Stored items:
* * * *

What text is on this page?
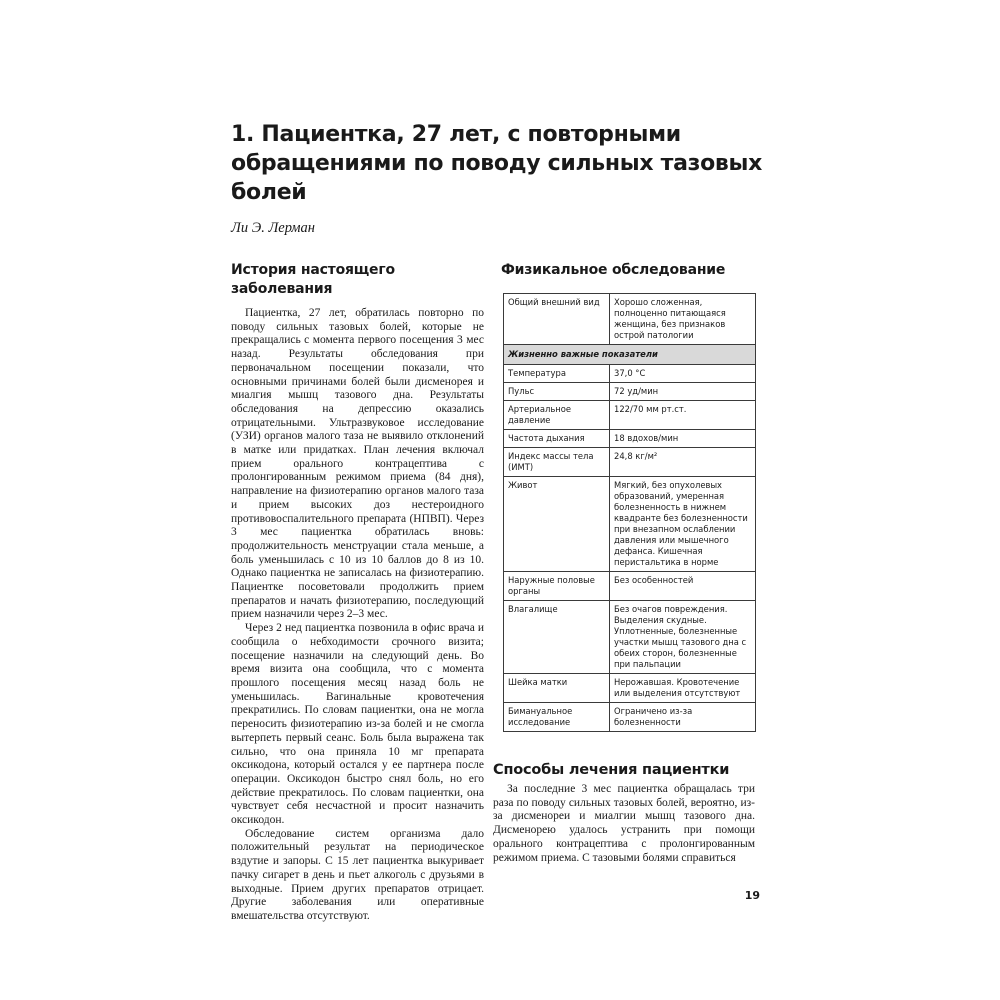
1. Пациентка, 27 лет, с повторными обращениями по поводу сильных тазовых болей

Ли Э. Лерман

История настоящего заболевания

Пациентка, 27 лет, обратилась повторно по поводу сильных тазовых болей, которые не прекращались с момента первого посещения 3 мес назад. Результаты обследования при первоначальном посещении показали, что основными причинами болей были дисменорея и миалгия мышц тазового дна. Результаты обследования на депрессию оказались отрицательными. Ультразвуковое исследование (УЗИ) органов малого таза не выявило отклонений в матке или придатках. План лечения включал прием орального контрацептива с пролонгированным режимом приема (84 дня), направление на физиотерапию органов малого таза и прием высоких доз нестероидного противовоспалительного препарата (НПВП). Через 3 мес пациентка обратилась вновь: продолжительность менструации стала меньше, а боль уменьшилась с 10 из 10 баллов до 8 из 10. Однако пациентка не записалась на физиотерапию. Пациентке посоветовали продолжить прием препаратов и начать физиотерапию, последующий прием назначили через 2–3 мес.

Через 2 нед пациентка позвонила в офис врача и сообщила о небходимости срочного визита; посещение назначили на следующий день. Во время визита она сообщила, что с момента прошлого посещения месяц назад боль не уменьшилась. Вагинальные кровотечения прекратились. По словам пациентки, она не могла переносить физиотерапию из-за болей и не смогла вытерпеть первый сеанс. Боль была выражена так сильно, что она приняла 10 мг препарата оксикодона, который остался у ее партнера после операции. Оксикодон быстро снял боль, но его действие прекратилось. По словам пациентки, она чувствует себя несчастной и просит назначить оксикодон.

Обследование систем организма дало положительный результат на периодическое вздутие и запоры. С 15 лет пациентка выкуривает пачку сигарет в день и пьет алкоголь с друзьями в выходные. Прием других препаратов отрицает. Другие заболевания или оперативные вмешательства отсутствуют.

Физикальное обследование
Общий внешний вид	Хорошо сложенная, полноценно питающаяся женщина, без признаков острой патологии
Жизненно важные показатели	
Температура	37,0 °C
Пульс	72 уд/мин
Артериальное давление	122/70 мм рт.ст.
Частота дыхания	18 вдохов/мин
Индекс массы тела (ИМТ)	24,8 кг/м²
Живот	Мягкий, без опухолевых образований, умеренная болезненность в нижнем квадранте без болезненности при внезапном ослаблении давления или мышечного дефанса. Кишечная перистальтика в норме
Наружные половые органы	Без особенностей
Влагалище	Без очагов повреждения. Выделения скудные. Уплотненные, болезненные участки мышц тазового дна с обеих сторон, болезненные при пальпации
Шейка матки	Нерожавшая. Кровотечение или выделения отсутствуют
Бимануальное исследование	Ограничено из-за болезненности
Способы лечения пациентки

За последние 3 мес пациентка обращалась три раза по поводу сильных тазовых болей, вероятно, из-за дисменореи и миалгии мышц тазового дна. Дисменорею удалось устранить при помощи орального контрацептива с пролонгированным режимом приема. С тазовыми болями справиться

19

* * * *

** WHAT YOU WILL DO **
A faithful copy of the records above is needed, with the pictures left out.

** OUTPUT OF THE TASK **
What text is on this page?
1. Пациентка, 27 лет, с повторными обращениями по поводу сильных тазовых болей

Ли Э. Лерман

История настоящего заболевания

Пациентка, 27 лет, обратилась повторно по поводу сильных тазовых болей, которые не прекращались с момента первого посещения 3 мес назад. Результаты обследования при первоначальном посещении показали, что основными причинами болей были дисменорея и миалгия мышц тазового дна. Результаты обследования на депрессию оказались отрицательными. Ультразвуковое исследование (УЗИ) органов малого таза не выявило отклонений в матке или придатках. План лечения включал прием орального контрацептива с пролонгированным режимом приема (84 дня), направление на физиотерапию органов малого таза и прием высоких доз нестероидного противовоспалительного препарата (НПВП). Через 3 мес пациентка обратилась вновь: продолжительность менструации стала меньше, а боль уменьшилась с 10 из 10 баллов до 8 из 10. Однако пациентка не записалась на физиотерапию. Пациентке посоветовали продолжить прием препаратов и начать физиотерапию, последующий прием назначили через 2–3 мес.

Через 2 нед пациентка позвонила в офис врача и сообщила о небходимости срочного визита; посещение назначили на следующий день. Во время визита она сообщила, что с момента прошлого посещения месяц назад боль не уменьшилась. Вагинальные кровотечения прекратились. По словам пациентки, она не могла переносить физиотерапию из-за болей и не смогла вытерпеть первый сеанс. Боль была выражена так сильно, что она приняла 10 мг препарата оксикодона, который остался у ее партнера после операции. Оксикодон быстро снял боль, но его действие прекратилось. По словам пациентки, она чувствует себя несчастной и просит назначить оксикодон.

Обследование систем организма дало положительный результат на периодическое вздутие и запоры. С 15 лет пациентка выкуривает пачку сигарет в день и пьет алкоголь с друзьями в выходные. Прием других препаратов отрицает. Другие заболевания или оперативные вмешательства отсутствуют.

Физикальное обследование
Общий внешний вид	Хорошо сложенная, полноценно питающаяся женщина, без признаков острой патологии
Жизненно важные показатели	
Температура	37,0 °C
Пульс	72 уд/мин
Артериальное давление	122/70 мм рт.ст.
Частота дыхания	18 вдохов/мин
Индекс массы тела (ИМТ)	24,8 кг/м²
Живот	Мягкий, без опухолевых образований, умеренная болезненность в нижнем квадранте без болезненности при внезапном ослаблении давления или мышечного дефанса. Кишечная перистальтика в норме
Наружные половые органы	Без особенностей
Влагалище	Без очагов повреждения. Выделения скудные. Уплотненные, болезненные участки мышц тазового дна с обеих сторон, болезненные при пальпации
Шейка матки	Нерожавшая. Кровотечение или выделения отсутствуют
Бимануальное исследование	Ограничено из-за болезненности
Способы лечения пациентки

За последние 3 мес пациентка обращалась три раза по поводу сильных тазовых болей, вероятно, из-за дисменореи и миалгии мышц тазового дна. Дисменорею удалось устранить при помощи орального контрацептива с пролонгированным режимом приема. С тазовыми болями справиться

19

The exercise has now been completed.